**DIRECTIVE:**
Copy every line from the records below that holds the word "unrelated".

(Records contained in a dataset)

────────

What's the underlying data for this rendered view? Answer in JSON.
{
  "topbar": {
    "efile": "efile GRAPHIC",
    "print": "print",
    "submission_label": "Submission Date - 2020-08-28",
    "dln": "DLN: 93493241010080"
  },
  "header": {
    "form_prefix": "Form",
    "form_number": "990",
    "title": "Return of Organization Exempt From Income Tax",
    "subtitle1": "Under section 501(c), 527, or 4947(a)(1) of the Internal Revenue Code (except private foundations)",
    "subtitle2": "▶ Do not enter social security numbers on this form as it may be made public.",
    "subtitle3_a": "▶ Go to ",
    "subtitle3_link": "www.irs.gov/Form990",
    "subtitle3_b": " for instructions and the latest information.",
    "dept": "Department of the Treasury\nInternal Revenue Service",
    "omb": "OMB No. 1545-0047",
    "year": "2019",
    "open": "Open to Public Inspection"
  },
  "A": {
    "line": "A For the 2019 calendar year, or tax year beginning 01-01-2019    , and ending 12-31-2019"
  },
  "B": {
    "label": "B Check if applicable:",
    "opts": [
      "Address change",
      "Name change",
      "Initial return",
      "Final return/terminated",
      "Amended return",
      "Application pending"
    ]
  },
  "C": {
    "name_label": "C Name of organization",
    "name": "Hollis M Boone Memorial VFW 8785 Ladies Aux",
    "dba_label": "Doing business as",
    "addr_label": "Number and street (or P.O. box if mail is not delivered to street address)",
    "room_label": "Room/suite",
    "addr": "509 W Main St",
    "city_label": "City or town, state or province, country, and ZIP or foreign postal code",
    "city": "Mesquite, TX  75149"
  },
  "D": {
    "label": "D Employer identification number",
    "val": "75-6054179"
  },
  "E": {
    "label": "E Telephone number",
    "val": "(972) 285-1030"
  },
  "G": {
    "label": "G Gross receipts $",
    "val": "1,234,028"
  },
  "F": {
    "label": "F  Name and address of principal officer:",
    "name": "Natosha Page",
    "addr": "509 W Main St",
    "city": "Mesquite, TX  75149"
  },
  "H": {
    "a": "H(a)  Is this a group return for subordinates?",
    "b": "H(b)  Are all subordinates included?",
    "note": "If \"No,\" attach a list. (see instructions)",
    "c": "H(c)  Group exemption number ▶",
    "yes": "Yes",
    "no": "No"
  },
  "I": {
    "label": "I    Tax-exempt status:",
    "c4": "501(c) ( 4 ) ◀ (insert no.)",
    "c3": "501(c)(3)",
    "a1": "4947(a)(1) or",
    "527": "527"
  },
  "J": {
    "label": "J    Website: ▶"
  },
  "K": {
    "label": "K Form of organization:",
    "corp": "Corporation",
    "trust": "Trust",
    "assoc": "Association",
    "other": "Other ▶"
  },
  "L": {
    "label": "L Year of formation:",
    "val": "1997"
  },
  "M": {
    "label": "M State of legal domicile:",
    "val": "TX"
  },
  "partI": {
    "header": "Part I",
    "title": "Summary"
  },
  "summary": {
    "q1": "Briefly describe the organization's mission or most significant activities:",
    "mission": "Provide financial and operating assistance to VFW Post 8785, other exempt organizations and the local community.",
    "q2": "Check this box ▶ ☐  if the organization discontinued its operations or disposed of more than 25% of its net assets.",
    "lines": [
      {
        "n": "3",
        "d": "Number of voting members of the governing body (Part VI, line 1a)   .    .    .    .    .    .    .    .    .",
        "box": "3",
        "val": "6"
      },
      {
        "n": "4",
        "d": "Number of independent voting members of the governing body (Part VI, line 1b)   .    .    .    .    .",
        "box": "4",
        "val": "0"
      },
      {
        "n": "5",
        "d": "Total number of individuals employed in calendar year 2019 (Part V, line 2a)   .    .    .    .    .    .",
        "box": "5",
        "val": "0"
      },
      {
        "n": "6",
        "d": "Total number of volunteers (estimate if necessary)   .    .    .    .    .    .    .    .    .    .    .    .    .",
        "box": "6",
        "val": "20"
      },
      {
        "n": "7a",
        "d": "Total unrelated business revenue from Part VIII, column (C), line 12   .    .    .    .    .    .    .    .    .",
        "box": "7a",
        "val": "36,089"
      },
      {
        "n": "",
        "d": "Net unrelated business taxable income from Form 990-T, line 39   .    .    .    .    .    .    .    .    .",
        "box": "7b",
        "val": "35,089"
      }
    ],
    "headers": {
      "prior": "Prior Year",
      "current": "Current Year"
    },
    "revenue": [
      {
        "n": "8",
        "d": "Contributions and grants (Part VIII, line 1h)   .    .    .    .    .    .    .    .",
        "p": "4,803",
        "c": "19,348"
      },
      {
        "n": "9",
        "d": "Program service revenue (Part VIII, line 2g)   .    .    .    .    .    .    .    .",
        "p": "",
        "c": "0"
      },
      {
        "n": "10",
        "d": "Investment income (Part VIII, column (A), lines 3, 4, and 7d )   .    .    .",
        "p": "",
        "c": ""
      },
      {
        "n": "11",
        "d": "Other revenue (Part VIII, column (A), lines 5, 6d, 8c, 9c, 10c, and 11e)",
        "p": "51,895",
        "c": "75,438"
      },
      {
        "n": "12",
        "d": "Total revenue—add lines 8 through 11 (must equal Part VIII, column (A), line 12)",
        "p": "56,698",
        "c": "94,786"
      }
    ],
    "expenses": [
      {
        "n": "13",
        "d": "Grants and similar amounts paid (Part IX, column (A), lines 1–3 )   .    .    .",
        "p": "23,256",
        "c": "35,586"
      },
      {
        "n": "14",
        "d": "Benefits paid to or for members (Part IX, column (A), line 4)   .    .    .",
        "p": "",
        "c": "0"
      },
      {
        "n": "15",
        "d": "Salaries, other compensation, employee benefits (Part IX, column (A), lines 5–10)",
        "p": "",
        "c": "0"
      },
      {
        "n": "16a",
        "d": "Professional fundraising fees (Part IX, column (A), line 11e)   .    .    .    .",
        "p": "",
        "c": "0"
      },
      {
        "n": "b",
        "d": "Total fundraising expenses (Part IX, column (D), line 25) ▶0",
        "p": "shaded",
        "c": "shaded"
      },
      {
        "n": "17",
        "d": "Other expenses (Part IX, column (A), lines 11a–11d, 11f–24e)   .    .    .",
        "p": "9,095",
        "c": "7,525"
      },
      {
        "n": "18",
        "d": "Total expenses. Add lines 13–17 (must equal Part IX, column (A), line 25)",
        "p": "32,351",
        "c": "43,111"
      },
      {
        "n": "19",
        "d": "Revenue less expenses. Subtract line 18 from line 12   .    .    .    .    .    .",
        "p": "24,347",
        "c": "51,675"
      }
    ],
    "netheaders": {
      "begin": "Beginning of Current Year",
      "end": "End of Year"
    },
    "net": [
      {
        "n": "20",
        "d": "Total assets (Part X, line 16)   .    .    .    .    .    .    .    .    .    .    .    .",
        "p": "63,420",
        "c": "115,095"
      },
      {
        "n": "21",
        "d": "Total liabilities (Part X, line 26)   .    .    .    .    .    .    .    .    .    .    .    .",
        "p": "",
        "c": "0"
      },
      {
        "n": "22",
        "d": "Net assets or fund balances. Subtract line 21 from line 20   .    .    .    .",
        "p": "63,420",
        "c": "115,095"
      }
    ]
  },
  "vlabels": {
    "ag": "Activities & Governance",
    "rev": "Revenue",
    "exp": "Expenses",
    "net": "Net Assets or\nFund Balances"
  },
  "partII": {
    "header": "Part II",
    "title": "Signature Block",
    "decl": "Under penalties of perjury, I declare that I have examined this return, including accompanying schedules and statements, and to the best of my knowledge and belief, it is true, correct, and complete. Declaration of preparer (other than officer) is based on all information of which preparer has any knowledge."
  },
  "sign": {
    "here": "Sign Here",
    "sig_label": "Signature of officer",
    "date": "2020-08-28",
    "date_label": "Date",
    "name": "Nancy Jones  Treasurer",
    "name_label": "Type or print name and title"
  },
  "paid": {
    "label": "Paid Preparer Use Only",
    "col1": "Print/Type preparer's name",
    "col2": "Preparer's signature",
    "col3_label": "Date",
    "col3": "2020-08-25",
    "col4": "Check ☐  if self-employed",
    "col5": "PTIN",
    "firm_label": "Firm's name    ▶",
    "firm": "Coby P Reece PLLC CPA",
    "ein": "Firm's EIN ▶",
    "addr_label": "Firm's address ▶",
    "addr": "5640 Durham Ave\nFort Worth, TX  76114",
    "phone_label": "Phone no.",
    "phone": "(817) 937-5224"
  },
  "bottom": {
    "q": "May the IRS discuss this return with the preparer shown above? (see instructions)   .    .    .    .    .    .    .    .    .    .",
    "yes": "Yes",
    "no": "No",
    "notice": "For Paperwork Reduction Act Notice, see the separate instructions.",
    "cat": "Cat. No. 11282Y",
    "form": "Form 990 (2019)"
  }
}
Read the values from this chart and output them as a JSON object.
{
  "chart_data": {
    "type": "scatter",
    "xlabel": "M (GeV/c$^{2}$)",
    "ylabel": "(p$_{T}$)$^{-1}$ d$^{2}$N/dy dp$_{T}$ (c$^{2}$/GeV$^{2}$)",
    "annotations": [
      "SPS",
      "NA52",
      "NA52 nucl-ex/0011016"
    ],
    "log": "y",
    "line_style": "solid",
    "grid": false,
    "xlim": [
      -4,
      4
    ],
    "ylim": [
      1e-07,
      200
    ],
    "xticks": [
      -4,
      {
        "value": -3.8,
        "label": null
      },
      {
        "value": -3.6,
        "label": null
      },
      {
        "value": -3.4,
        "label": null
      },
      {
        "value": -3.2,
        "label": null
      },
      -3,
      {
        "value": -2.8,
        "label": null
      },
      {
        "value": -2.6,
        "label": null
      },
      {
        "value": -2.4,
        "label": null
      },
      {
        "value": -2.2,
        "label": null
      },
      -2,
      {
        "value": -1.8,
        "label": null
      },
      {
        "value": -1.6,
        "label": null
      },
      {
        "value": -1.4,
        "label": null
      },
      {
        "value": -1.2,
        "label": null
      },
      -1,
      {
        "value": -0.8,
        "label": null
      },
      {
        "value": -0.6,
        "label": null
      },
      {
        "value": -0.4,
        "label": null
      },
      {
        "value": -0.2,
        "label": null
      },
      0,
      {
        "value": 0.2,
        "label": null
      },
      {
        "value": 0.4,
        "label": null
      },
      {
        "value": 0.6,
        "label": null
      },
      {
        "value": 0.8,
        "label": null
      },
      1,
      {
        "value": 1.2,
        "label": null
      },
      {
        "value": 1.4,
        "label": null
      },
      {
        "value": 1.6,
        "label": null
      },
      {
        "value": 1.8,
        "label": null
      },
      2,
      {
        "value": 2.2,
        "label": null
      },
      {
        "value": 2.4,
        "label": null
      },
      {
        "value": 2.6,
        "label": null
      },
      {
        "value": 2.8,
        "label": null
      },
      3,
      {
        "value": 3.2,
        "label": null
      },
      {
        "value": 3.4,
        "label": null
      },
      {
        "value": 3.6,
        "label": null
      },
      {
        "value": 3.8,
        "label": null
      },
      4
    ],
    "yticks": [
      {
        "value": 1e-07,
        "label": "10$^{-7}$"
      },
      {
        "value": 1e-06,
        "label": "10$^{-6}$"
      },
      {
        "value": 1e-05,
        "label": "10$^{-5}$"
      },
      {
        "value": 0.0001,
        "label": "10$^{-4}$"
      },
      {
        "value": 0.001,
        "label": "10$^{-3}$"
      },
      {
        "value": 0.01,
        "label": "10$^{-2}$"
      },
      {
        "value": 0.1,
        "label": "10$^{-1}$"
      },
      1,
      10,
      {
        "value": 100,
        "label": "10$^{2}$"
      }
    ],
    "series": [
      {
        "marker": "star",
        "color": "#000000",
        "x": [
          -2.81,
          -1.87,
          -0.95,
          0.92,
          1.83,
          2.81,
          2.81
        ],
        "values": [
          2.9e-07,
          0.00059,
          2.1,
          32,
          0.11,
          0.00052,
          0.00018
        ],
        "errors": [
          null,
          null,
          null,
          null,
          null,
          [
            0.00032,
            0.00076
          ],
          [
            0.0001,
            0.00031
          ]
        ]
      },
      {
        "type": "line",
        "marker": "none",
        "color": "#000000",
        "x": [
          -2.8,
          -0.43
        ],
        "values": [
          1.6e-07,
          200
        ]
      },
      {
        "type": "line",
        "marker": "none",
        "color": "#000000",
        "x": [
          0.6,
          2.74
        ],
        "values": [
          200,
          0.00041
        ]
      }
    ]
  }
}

────────

**THE COMPLETED TASK:**
        "d": "Total unrelated business revenue from Part VIII, column (C), line 12   .    .    .    .    .    .    .    .    .",
        "d": "Net unrelated business taxable income from Form 990-T, line 39   .    .    .    .    .    .    .    .    .",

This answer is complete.